■ **Written task**
Your task is to repeat all of the material exactly.

■ **Excerpted data**
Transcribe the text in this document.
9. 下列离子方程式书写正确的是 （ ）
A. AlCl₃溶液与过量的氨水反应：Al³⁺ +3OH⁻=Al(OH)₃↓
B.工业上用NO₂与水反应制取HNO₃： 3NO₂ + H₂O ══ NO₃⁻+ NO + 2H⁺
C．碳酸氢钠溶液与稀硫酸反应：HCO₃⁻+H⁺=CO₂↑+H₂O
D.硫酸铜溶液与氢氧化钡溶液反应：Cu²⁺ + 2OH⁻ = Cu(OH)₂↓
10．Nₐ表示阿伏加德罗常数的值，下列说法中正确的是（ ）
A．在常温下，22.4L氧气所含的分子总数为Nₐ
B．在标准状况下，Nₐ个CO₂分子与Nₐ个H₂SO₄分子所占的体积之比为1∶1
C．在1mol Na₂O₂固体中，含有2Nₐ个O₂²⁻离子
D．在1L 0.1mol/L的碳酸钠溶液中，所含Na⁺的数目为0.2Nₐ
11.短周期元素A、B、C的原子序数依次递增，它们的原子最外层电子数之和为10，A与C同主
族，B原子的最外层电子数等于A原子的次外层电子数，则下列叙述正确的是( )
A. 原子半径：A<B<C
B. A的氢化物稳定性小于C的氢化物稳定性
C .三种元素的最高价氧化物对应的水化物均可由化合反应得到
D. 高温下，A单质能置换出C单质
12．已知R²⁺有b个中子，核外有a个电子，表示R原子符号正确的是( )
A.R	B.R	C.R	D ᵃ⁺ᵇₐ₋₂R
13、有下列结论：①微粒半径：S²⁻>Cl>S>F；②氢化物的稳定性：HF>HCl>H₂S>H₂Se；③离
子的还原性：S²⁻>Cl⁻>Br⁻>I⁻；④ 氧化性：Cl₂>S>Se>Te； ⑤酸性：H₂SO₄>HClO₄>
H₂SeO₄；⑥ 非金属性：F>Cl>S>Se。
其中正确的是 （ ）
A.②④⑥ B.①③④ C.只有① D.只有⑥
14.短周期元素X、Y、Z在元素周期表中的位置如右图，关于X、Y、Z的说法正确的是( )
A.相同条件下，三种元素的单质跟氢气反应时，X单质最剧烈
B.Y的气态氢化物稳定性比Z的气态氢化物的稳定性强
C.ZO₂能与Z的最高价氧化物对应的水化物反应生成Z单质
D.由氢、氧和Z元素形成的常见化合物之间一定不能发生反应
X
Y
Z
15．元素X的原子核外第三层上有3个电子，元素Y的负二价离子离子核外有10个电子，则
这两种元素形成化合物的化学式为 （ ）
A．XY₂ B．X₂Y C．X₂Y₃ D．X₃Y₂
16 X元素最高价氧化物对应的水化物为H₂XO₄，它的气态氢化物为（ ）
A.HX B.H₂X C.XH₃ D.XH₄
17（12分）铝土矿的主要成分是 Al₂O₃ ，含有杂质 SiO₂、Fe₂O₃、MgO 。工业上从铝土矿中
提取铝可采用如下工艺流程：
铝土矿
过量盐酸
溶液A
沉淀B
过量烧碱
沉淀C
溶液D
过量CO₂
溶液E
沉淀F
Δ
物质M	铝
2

■ **Complete answer**
Transcribe the text in this document.
9. 下列离子方程式书写正确的是 （ ）
A. AlCl₃溶液与过量的氨水反应：Al³⁺ +3OH⁻=Al(OH)₃↓
B.工业上用NO₂与水反应制取HNO₃： 3NO₂ + H₂O ══ NO₃⁻+ NO + 2H⁺
C．碳酸氢钠溶液与稀硫酸反应：HCO₃⁻+H⁺=CO₂↑+H₂O
D.硫酸铜溶液与氢氧化钡溶液反应：Cu²⁺ + 2OH⁻ = Cu(OH)₂↓
10．Nₐ表示阿伏加德罗常数的值，下列说法中正确的是（ ）
A．在常温下，22.4L氧气所含的分子总数为Nₐ
B．在标准状况下，Nₐ个CO₂分子与Nₐ个H₂SO₄分子所占的体积之比为1∶1
C．在1mol Na₂O₂固体中，含有2Nₐ个O₂²⁻离子
D．在1L 0.1mol/L的碳酸钠溶液中，所含Na⁺的数目为0.2Nₐ
11.短周期元素A、B、C的原子序数依次递增，它们的原子最外层电子数之和为10，A与C同主
族，B原子的最外层电子数等于A原子的次外层电子数，则下列叙述正确的是( )
A. 原子半径：A<B<C
B. A的氢化物稳定性小于C的氢化物稳定性
C .三种元素的最高价氧化物对应的水化物均可由化合反应得到
D. 高温下，A单质能置换出C单质
12．已知R²⁺有b个中子，核外有a个电子，表示R原子符号正确的是( )
A.R	B.R	C.R	D ᵃ⁺ᵇₐ₋₂R
13、有下列结论：①微粒半径：S²⁻>Cl>S>F；②氢化物的稳定性：HF>HCl>H₂S>H₂Se；③离
子的还原性：S²⁻>Cl⁻>Br⁻>I⁻；④ 氧化性：Cl₂>S>Se>Te； ⑤酸性：H₂SO₄>HClO₄>
H₂SeO₄；⑥ 非金属性：F>Cl>S>Se。
其中正确的是 （ ）
A.②④⑥ B.①③④ C.只有① D.只有⑥
14.短周期元素X、Y、Z在元素周期表中的位置如右图，关于X、Y、Z的说法正确的是( )
A.相同条件下，三种元素的单质跟氢气反应时，X单质最剧烈
B.Y的气态氢化物稳定性比Z的气态氢化物的稳定性强
C.ZO₂能与Z的最高价氧化物对应的水化物反应生成Z单质
D.由氢、氧和Z元素形成的常见化合物之间一定不能发生反应
X
Y
Z
15．元素X的原子核外第三层上有3个电子，元素Y的负二价离子离子核外有10个电子，则
这两种元素形成化合物的化学式为 （ ）
A．XY₂ B．X₂Y C．X₂Y₃ D．X₃Y₂
16 X元素最高价氧化物对应的水化物为H₂XO₄，它的气态氢化物为（ ）
A.HX B.H₂X C.XH₃ D.XH₄
17（12分）铝土矿的主要成分是 Al₂O₃ ，含有杂质 SiO₂、Fe₂O₃、MgO 。工业上从铝土矿中
提取铝可采用如下工艺流程：
铝土矿
过量盐酸
溶液A
沉淀B
过量烧碱
沉淀C
溶液D
过量CO₂
溶液E
沉淀F
Δ
物质M	铝
2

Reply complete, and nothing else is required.